_PROBLEM TO WORK ON:_ Can you pull out the rows from the very first one through the row containing "legend-swatch-medium [1790, 234, 1809, 254]", including both, and copy them character for character?

_DATA FOR THE TASK:_
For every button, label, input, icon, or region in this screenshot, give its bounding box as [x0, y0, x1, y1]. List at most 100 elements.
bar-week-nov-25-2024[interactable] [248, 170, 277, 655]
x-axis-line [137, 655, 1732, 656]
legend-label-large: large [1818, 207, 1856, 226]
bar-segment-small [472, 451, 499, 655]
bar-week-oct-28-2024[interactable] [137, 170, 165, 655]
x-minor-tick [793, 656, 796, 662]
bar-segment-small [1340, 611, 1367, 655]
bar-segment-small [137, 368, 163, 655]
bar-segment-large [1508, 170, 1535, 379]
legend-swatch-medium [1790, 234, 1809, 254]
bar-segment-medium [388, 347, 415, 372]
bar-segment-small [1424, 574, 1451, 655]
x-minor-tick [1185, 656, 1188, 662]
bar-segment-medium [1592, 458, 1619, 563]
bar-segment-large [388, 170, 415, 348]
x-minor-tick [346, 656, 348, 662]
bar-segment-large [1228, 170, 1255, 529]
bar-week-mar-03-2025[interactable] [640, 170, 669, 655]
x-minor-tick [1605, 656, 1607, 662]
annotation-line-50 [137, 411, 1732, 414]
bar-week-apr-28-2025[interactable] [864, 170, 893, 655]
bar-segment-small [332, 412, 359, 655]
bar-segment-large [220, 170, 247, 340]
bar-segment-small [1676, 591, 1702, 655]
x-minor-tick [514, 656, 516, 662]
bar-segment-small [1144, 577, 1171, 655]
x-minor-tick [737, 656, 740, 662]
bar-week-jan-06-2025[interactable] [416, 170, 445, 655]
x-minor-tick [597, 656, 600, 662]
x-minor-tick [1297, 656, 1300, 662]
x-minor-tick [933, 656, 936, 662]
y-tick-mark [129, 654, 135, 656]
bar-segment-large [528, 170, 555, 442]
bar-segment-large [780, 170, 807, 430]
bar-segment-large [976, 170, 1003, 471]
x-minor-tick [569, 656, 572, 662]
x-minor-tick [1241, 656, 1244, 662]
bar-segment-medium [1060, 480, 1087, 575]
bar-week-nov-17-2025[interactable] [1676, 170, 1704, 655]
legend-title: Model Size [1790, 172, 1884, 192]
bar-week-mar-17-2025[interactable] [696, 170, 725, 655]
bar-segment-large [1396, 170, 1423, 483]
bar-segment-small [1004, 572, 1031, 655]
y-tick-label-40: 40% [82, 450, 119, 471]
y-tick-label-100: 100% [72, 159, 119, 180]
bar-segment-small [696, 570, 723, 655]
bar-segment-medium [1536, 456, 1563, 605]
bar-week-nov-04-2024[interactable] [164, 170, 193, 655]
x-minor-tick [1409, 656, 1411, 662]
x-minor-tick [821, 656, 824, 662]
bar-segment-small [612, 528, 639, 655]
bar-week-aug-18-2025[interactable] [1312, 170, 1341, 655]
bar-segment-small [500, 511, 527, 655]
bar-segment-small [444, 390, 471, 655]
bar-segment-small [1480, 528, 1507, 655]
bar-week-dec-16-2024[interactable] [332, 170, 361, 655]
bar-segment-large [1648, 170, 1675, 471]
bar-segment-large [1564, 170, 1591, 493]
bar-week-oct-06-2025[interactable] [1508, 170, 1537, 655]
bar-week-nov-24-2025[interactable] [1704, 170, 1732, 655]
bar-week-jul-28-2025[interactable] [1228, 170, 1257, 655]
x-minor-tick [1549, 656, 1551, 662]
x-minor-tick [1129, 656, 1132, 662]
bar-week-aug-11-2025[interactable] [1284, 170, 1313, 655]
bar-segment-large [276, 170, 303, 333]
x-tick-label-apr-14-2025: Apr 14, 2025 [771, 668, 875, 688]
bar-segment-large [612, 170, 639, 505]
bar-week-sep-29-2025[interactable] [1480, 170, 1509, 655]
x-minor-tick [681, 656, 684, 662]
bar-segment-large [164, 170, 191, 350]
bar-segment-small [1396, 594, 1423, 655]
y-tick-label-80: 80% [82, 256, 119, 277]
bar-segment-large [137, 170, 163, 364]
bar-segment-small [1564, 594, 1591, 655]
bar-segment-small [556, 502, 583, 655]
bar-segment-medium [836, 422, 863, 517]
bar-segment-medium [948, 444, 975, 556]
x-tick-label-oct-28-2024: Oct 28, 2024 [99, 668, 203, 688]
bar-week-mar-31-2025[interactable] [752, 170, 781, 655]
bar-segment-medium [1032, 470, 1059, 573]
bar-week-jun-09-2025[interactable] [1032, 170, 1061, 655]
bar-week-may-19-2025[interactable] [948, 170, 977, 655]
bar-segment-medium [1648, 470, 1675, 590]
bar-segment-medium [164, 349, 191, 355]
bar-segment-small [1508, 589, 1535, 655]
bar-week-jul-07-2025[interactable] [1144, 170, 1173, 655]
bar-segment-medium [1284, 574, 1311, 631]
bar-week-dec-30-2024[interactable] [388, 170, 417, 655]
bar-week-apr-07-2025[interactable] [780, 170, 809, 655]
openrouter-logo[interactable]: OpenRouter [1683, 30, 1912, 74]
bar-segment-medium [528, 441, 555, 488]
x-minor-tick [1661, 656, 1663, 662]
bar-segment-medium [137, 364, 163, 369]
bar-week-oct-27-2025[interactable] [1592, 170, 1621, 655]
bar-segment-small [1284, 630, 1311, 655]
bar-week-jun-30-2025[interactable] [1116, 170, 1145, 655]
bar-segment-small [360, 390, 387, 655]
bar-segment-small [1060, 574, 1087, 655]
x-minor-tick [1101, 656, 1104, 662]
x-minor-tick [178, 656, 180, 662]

_OUTPUT FOR THIS EXERCISE:_
For every button, label, input, icon, or region in this screenshot, give its bounding box as [x0, y0, x1, y1]. List at most 100 elements.
bar-week-nov-25-2024[interactable] [248, 170, 277, 655]
x-axis-line [137, 655, 1732, 656]
legend-label-large: large [1818, 207, 1856, 226]
bar-segment-small [472, 451, 499, 655]
bar-week-oct-28-2024[interactable] [137, 170, 165, 655]
x-minor-tick [793, 656, 796, 662]
bar-segment-small [1340, 611, 1367, 655]
bar-segment-small [137, 368, 163, 655]
bar-segment-large [1508, 170, 1535, 379]
legend-swatch-medium [1790, 234, 1809, 254]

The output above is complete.